Output all the entries word for word. Omit the pictures.

= = =

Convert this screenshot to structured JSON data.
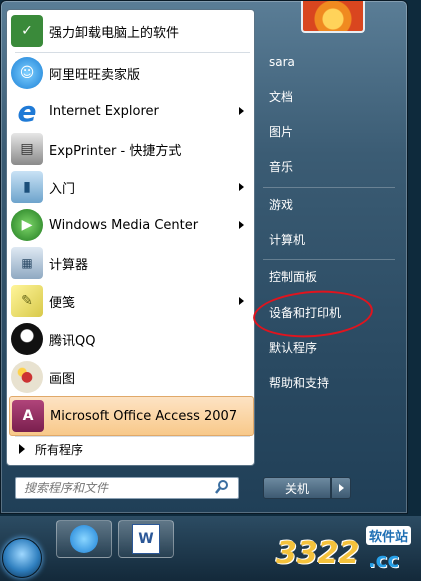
{
  "left_menu": {
    "items": [
      {
        "label": "强力卸载电脑上的软件",
        "icon": "uninstall-icon",
        "submenu": false
      },
      {
        "label": "阿里旺旺卖家版",
        "icon": "aliwangwang-icon",
        "submenu": false
      },
      {
        "label": "Internet Explorer",
        "icon": "internet-explorer-icon",
        "submenu": true
      },
      {
        "label": "ExpPrinter - 快捷方式",
        "icon": "printer-icon",
        "submenu": false
      },
      {
        "label": "入门",
        "icon": "getting-started-icon",
        "submenu": true
      },
      {
        "label": "Windows Media Center",
        "icon": "media-center-icon",
        "submenu": true
      },
      {
        "label": "计算器",
        "icon": "calculator-icon",
        "submenu": false
      },
      {
        "label": "便笺",
        "icon": "sticky-notes-icon",
        "submenu": true
      },
      {
        "label": "腾讯QQ",
        "icon": "qq-penguin-icon",
        "submenu": false
      },
      {
        "label": "画图",
        "icon": "paint-palette-icon",
        "submenu": false
      },
      {
        "label": "Microsoft Office Access 2007",
        "icon": "access-icon",
        "submenu": false,
        "highlighted": true
      }
    ],
    "all_programs": "所有程序",
    "search_placeholder": "搜索程序和文件"
  },
  "right_menu": {
    "items": [
      "sara",
      "文档",
      "图片",
      "音乐",
      "游戏",
      "计算机",
      "控制面板",
      "设备和打印机",
      "默认程序",
      "帮助和支持"
    ],
    "annotated_item": "设备和打印机",
    "shutdown_label": "关机"
  },
  "watermark": {
    "number": "3322",
    "top_text": "软件站",
    "suffix": ".cc"
  },
  "colors": {
    "highlight": "#f8c98a",
    "annotation_ring": "#e0141e",
    "menu_bg": "#2a4a62"
  }
}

= = =

# Task output
Convert this screenshot to structured JSON data.
{
  "left_menu": {
    "items": [
      {
        "label": "强力卸载电脑上的软件",
        "icon": "uninstall-icon",
        "submenu": false
      },
      {
        "label": "阿里旺旺卖家版",
        "icon": "aliwangwang-icon",
        "submenu": false
      },
      {
        "label": "Internet Explorer",
        "icon": "internet-explorer-icon",
        "submenu": true
      },
      {
        "label": "ExpPrinter - 快捷方式",
        "icon": "printer-icon",
        "submenu": false
      },
      {
        "label": "入门",
        "icon": "getting-started-icon",
        "submenu": true
      },
      {
        "label": "Windows Media Center",
        "icon": "media-center-icon",
        "submenu": true
      },
      {
        "label": "计算器",
        "icon": "calculator-icon",
        "submenu": false
      },
      {
        "label": "便笺",
        "icon": "sticky-notes-icon",
        "submenu": true
      },
      {
        "label": "腾讯QQ",
        "icon": "qq-penguin-icon",
        "submenu": false
      },
      {
        "label": "画图",
        "icon": "paint-palette-icon",
        "submenu": false
      },
      {
        "label": "Microsoft Office Access 2007",
        "icon": "access-icon",
        "submenu": false,
        "highlighted": true
      }
    ],
    "all_programs": "所有程序",
    "search_placeholder": "搜索程序和文件"
  },
  "right_menu": {
    "items": [
      "sara",
      "文档",
      "图片",
      "音乐",
      "游戏",
      "计算机",
      "控制面板",
      "设备和打印机",
      "默认程序",
      "帮助和支持"
    ],
    "annotated_item": "设备和打印机",
    "shutdown_label": "关机"
  },
  "watermark": {
    "number": "3322",
    "top_text": "软件站",
    "suffix": ".cc"
  },
  "colors": {
    "highlight": "#f8c98a",
    "annotation_ring": "#e0141e",
    "menu_bg": "#2a4a62"
  }
}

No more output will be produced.